═══ SUPPLIED MATERIAL ═══
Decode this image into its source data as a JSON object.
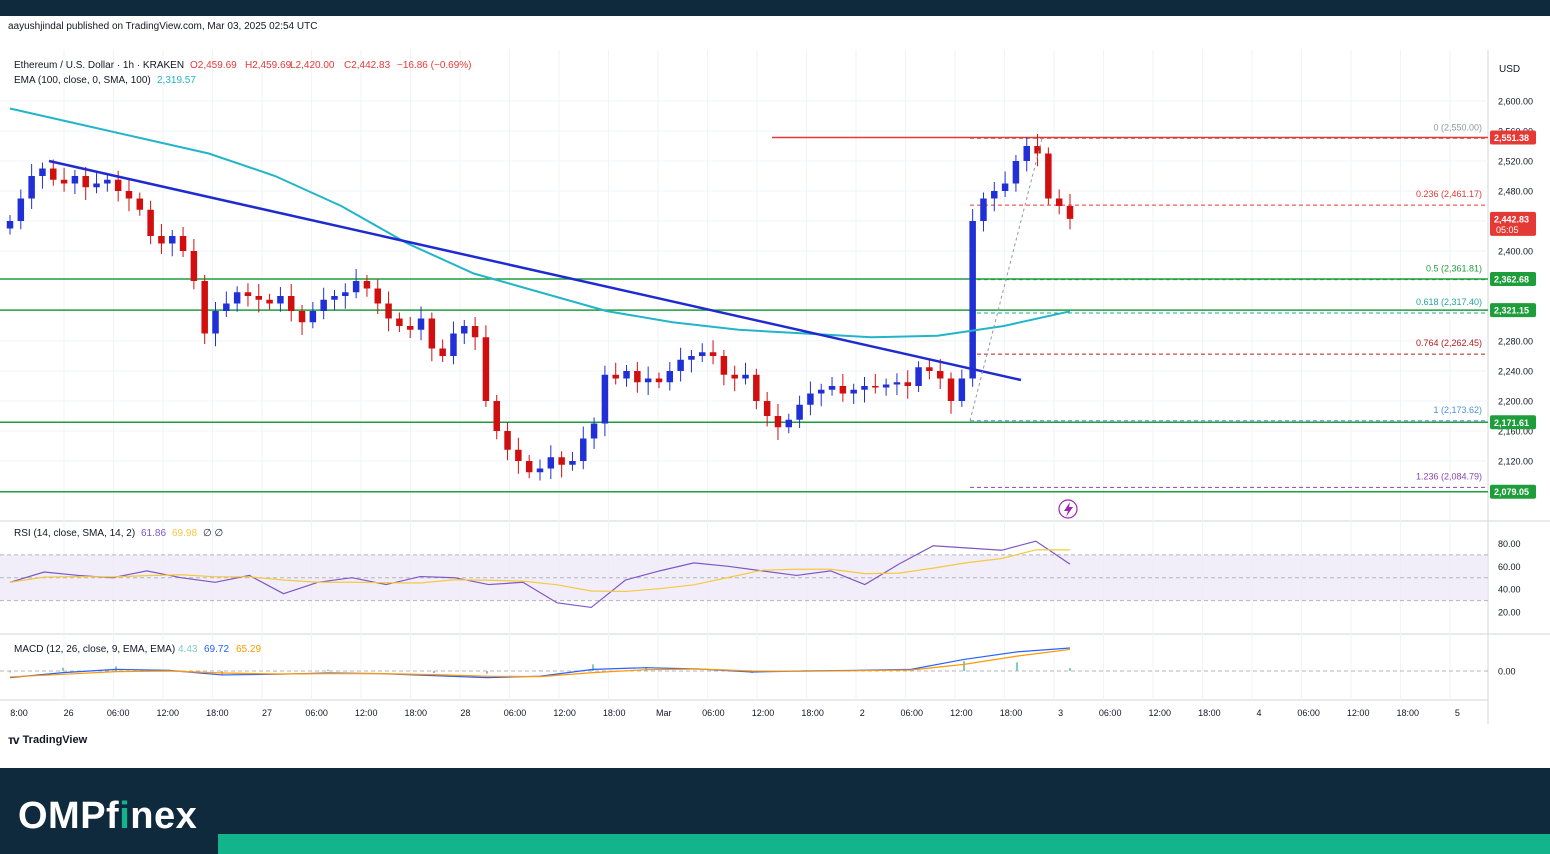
{
  "header": {
    "publisher_line": "aayushjindal published on TradingView.com, Mar 03, 2025 02:54 UTC"
  },
  "legend": {
    "symbol": "Ethereum / U.S. Dollar · 1h · KRAKEN",
    "open": "O2,459.69",
    "high": "H2,459.69",
    "low": "L2,420.00",
    "close": "C2,442.83",
    "change": "−16.86 (−0.69%)",
    "ema_label": "EMA (100, close, 0, SMA, 100)",
    "ema_value": "2,319.57"
  },
  "price_axis": {
    "currency": "USD",
    "ticks": [
      "2,600.00",
      "2,560.00",
      "2,520.00",
      "2,480.00",
      "2,440.00",
      "2,400.00",
      "2,280.00",
      "2,240.00",
      "2,200.00",
      "2,160.00",
      "2,120.00"
    ],
    "tick_values": [
      2600,
      2560,
      2520,
      2480,
      2440,
      2400,
      2280,
      2240,
      2200,
      2160,
      2120
    ]
  },
  "price_tags": [
    {
      "value": 2551.38,
      "label": "2,551.38",
      "color": "#e53935"
    },
    {
      "value": 2442.83,
      "label": "2,442.83",
      "sub": "05:05",
      "color": "#e53935"
    },
    {
      "value": 2362.68,
      "label": "2,362.68",
      "color": "#1e9e3a"
    },
    {
      "value": 2321.15,
      "label": "2,321.15",
      "color": "#1e9e3a"
    },
    {
      "value": 2171.61,
      "label": "2,171.61",
      "color": "#1e9e3a"
    },
    {
      "value": 2079.05,
      "label": "2,079.05",
      "color": "#1e9e3a"
    }
  ],
  "fib_levels": [
    {
      "ratio_label": "0 (2,550.00)",
      "value": 2550.0,
      "color": "#9598a1"
    },
    {
      "ratio_label": "0.236 (2,461.17)",
      "value": 2461.17,
      "color": "#e53935"
    },
    {
      "ratio_label": "0.5 (2,361.81)",
      "value": 2361.81,
      "color": "#1e9e3a"
    },
    {
      "ratio_label": "0.618 (2,317.40)",
      "value": 2317.4,
      "color": "#26a69a"
    },
    {
      "ratio_label": "0.764 (2,262.45)",
      "value": 2262.45,
      "color": "#b71c1c"
    },
    {
      "ratio_label": "1 (2,173.62)",
      "value": 2173.62,
      "color": "#4a90d9"
    },
    {
      "ratio_label": "1.236 (2,084.79)",
      "value": 2084.79,
      "color": "#8e44ad"
    }
  ],
  "rsi": {
    "label": "RSI (14, close, SMA, 14, 2)",
    "value": "61.86",
    "sma_value": "69.98",
    "extra": "∅ ∅",
    "ticks": [
      "80.00",
      "60.00",
      "40.00",
      "20.00"
    ],
    "tick_values": [
      80,
      60,
      40,
      20
    ]
  },
  "macd": {
    "label": "MACD (12, 26, close, 9, EMA, EMA)",
    "hist": "4.43",
    "macd_value": "69.72",
    "signal_value": "65.29",
    "ticks": [
      "0.00"
    ]
  },
  "time_axis": [
    "8:00",
    "26",
    "06:00",
    "12:00",
    "18:00",
    "27",
    "06:00",
    "12:00",
    "18:00",
    "28",
    "06:00",
    "12:00",
    "18:00",
    "Mar",
    "06:00",
    "12:00",
    "18:00",
    "2",
    "06:00",
    "12:00",
    "18:00",
    "3",
    "06:00",
    "12:00",
    "18:00",
    "4",
    "06:00",
    "12:00",
    "18:00",
    "5"
  ],
  "footer": {
    "tv_brand": "TradingView",
    "brand_prefix": "OMPf",
    "brand_accent": "i",
    "brand_suffix": "nex"
  },
  "chart_data": {
    "type": "candlestick",
    "symbol": "Ethereum / U.S. Dollar",
    "interval": "1h",
    "y_range": [
      2060,
      2630
    ],
    "resistance_line": 2551.38,
    "support_lines": [
      2362.68,
      2321.15,
      2171.61,
      2079.05
    ],
    "trend_line": {
      "from": {
        "time": "Feb 26 04:00",
        "price": 2520
      },
      "to": {
        "time": "Mar 02 17:00",
        "price": 2228
      }
    },
    "close_series": [
      2440,
      2470,
      2500,
      2510,
      2495,
      2490,
      2500,
      2485,
      2490,
      2495,
      2480,
      2470,
      2455,
      2420,
      2410,
      2420,
      2400,
      2360,
      2290,
      2320,
      2330,
      2345,
      2340,
      2335,
      2330,
      2340,
      2320,
      2305,
      2320,
      2335,
      2340,
      2345,
      2360,
      2350,
      2330,
      2310,
      2300,
      2295,
      2310,
      2270,
      2260,
      2290,
      2300,
      2285,
      2200,
      2160,
      2135,
      2120,
      2105,
      2110,
      2125,
      2115,
      2120,
      2150,
      2170,
      2235,
      2230,
      2240,
      2225,
      2230,
      2225,
      2240,
      2255,
      2260,
      2265,
      2260,
      2235,
      2230,
      2235,
      2200,
      2180,
      2165,
      2175,
      2195,
      2210,
      2215,
      2220,
      2210,
      2215,
      2220,
      2218,
      2222,
      2225,
      2220,
      2245,
      2240,
      2230,
      2200,
      2230,
      2440,
      2470,
      2480,
      2490,
      2520,
      2540,
      2530,
      2470,
      2460,
      2442.83
    ],
    "ema100_series": [
      2590,
      2570,
      2550,
      2530,
      2500,
      2460,
      2410,
      2370,
      2345,
      2320,
      2305,
      2295,
      2290,
      2285,
      2287,
      2300,
      2319.57
    ],
    "rsi_series": [
      46,
      55,
      52,
      50,
      56,
      50,
      46,
      52,
      36,
      46,
      50,
      44,
      51,
      50,
      44,
      46,
      28,
      24,
      48,
      56,
      63,
      60,
      56,
      52,
      56,
      44,
      62,
      78,
      76,
      74,
      82,
      61.86
    ],
    "macd_series": [
      -20,
      -5,
      5,
      2,
      -12,
      -10,
      -6,
      -8,
      -14,
      -20,
      -16,
      5,
      10,
      6,
      -3,
      0,
      2,
      5,
      35,
      58,
      69.72
    ],
    "signal_series": [
      -18,
      -10,
      -2,
      0,
      -6,
      -9,
      -8,
      -8,
      -11,
      -16,
      -17,
      -5,
      4,
      6,
      0,
      -1,
      1,
      3,
      20,
      45,
      65.29
    ]
  }
}
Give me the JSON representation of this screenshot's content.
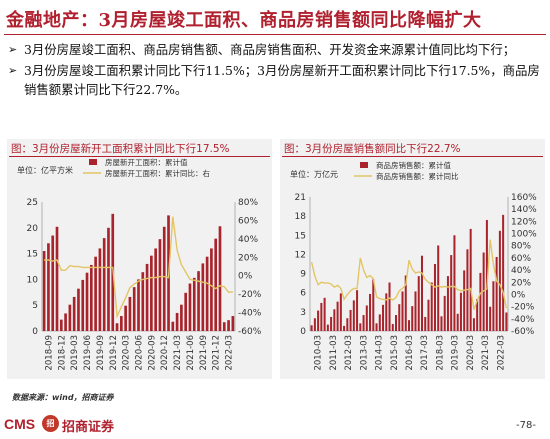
{
  "header": {
    "title": "金融地产：3月房屋竣工面积、商品房销售额同比降幅扩大"
  },
  "bullets": [
    "3月份房屋竣工面积、商品房销售额、商品房销售面积、开发资金来源累计值同比均下行；",
    "3月份房屋竣工面积累计同比下行11.5%；3月份房屋新开工面积累计同比下行17.5%，商品房销售额累计同比下行22.7%。"
  ],
  "bullet_marker": "➢",
  "source_note": "数据来源：wind，招商证券",
  "footer": {
    "brand": "CMS",
    "logo_text": "招",
    "company": "招商证券",
    "page_number": "-78-"
  },
  "colors": {
    "accent": "#b0202e",
    "bar": "#a8232b",
    "line": "#e3c565",
    "panel_bg": "#f1f1f1"
  },
  "chart_data": [
    {
      "type": "bar",
      "title": "图：3月份房屋新开工面积累计同比下行17.5%",
      "unit": "单位：亿平方米",
      "legend": [
        {
          "name": "房屋新开工面积：累计值",
          "kind": "bar"
        },
        {
          "name": "房屋新开工面积：累计同比：右",
          "kind": "line"
        }
      ],
      "x_tick_labels": [
        "2018-09",
        "2018-12",
        "2019-03",
        "2019-06",
        "2019-09",
        "2019-12",
        "2020-03",
        "2020-06",
        "2020-09",
        "2020-12",
        "2021-03",
        "2021-06",
        "2021-09",
        "2021-12",
        "2022-03"
      ],
      "y_left": {
        "min": 0,
        "max": 25,
        "ticks": [
          0,
          5,
          10,
          15,
          20,
          25
        ]
      },
      "y_right": {
        "min": -60,
        "max": 80,
        "ticks": [
          "-60%",
          "-40%",
          "-20%",
          "0%",
          "20%",
          "40%",
          "60%",
          "80%"
        ]
      },
      "series": [
        {
          "name": "房屋新开工面积：累计值",
          "kind": "bar",
          "values": [
            15.5,
            17.0,
            18.5,
            20.2,
            2.2,
            3.4,
            5.1,
            6.6,
            8.2,
            9.9,
            11.3,
            12.8,
            14.4,
            16.0,
            18.0,
            20.0,
            22.7,
            1.5,
            2.9,
            4.9,
            6.6,
            8.5,
            10.0,
            11.4,
            13.0,
            14.6,
            16.0,
            17.8,
            20.2,
            22.4,
            1.8,
            3.5,
            5.1,
            7.4,
            9.2,
            10.3,
            11.6,
            13.1,
            14.4,
            16.0,
            17.9,
            20.3,
            1.7,
            2.1,
            2.9
          ]
        },
        {
          "name": "房屋新开工面积：累计同比：右",
          "kind": "line",
          "values": [
            17,
            17,
            16,
            17,
            6,
            6,
            11,
            10,
            10,
            9,
            9,
            9,
            9,
            9,
            9,
            9,
            9,
            -44,
            -34,
            -24,
            -13,
            -9,
            -6,
            -4,
            -3,
            -2,
            -2,
            -1,
            -1,
            -2,
            64,
            28,
            12,
            4,
            -4,
            -5,
            -6,
            -7,
            -8,
            -11,
            -14,
            -11,
            -12,
            -18,
            -17.5
          ]
        }
      ]
    },
    {
      "type": "bar",
      "title": "图：3月份房屋销售额同比下行22.7%",
      "unit": "单位：万亿元",
      "legend": [
        {
          "name": "商品房销售额：累计值",
          "kind": "bar"
        },
        {
          "name": "商品房销售额：累计同比",
          "kind": "line"
        }
      ],
      "x_tick_labels": [
        "2010-03",
        "2011-03",
        "2012-03",
        "2013-03",
        "2014-03",
        "2015-03",
        "2016-03",
        "2017-03",
        "2018-03",
        "2019-03",
        "2020-03",
        "2021-03",
        "2022-03"
      ],
      "y_left": {
        "min": 0,
        "max": 21,
        "ticks": [
          0,
          3,
          6,
          9,
          12,
          15,
          18,
          21
        ]
      },
      "y_right": {
        "min": -60,
        "max": 160,
        "ticks": [
          "-60%",
          "-40%",
          "-20%",
          "0%",
          "20%",
          "40%",
          "60%",
          "80%",
          "100%",
          "120%",
          "140%",
          "160%"
        ]
      },
      "series": [
        {
          "name": "商品房销售额：累计值",
          "kind": "bar",
          "values": [
            0.9,
            2.0,
            3.2,
            4.4,
            5.2,
            1.0,
            2.2,
            3.4,
            4.6,
            5.9,
            0.8,
            2.0,
            3.3,
            4.8,
            6.4,
            1.2,
            2.5,
            4.0,
            5.8,
            8.1,
            1.2,
            2.6,
            4.1,
            5.9,
            7.6,
            1.1,
            2.5,
            4.2,
            6.2,
            8.7,
            1.7,
            3.9,
            6.2,
            8.6,
            11.8,
            2.2,
            4.9,
            7.6,
            10.5,
            13.4,
            2.3,
            5.5,
            8.6,
            11.9,
            15.0,
            2.7,
            6.0,
            9.5,
            12.8,
            16.0,
            2.0,
            5.0,
            9.1,
            12.3,
            17.4,
            3.8,
            7.8,
            11.6,
            15.7,
            18.2,
            2.9
          ]
        },
        {
          "name": "商品房销售额：累计同比",
          "kind": "line",
          "values": [
            53,
            30,
            16,
            20,
            19,
            19,
            17,
            12,
            15,
            10,
            -8,
            0,
            6,
            10,
            10,
            60,
            40,
            28,
            31,
            26,
            -4,
            -7,
            -8,
            -9,
            -6,
            -9,
            -5,
            6,
            10,
            16,
            56,
            42,
            35,
            37,
            35,
            25,
            20,
            16,
            12,
            14,
            12,
            13,
            12,
            13,
            13,
            8,
            6,
            7,
            8,
            10,
            -25,
            -10,
            2,
            6,
            9,
            90,
            50,
            22,
            16,
            4,
            -22.7
          ]
        }
      ]
    }
  ]
}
═══
From the data above, pick out each line containing "title" and copy it.

RESULT BELOW
    "title": "金融地产：3月房屋竣工面积、商品房销售额同比降幅扩大"
      "title": "图：3月份房屋新开工面积累计同比下行17.5%",
      "title": "图：3月份房屋销售额同比下行22.7%",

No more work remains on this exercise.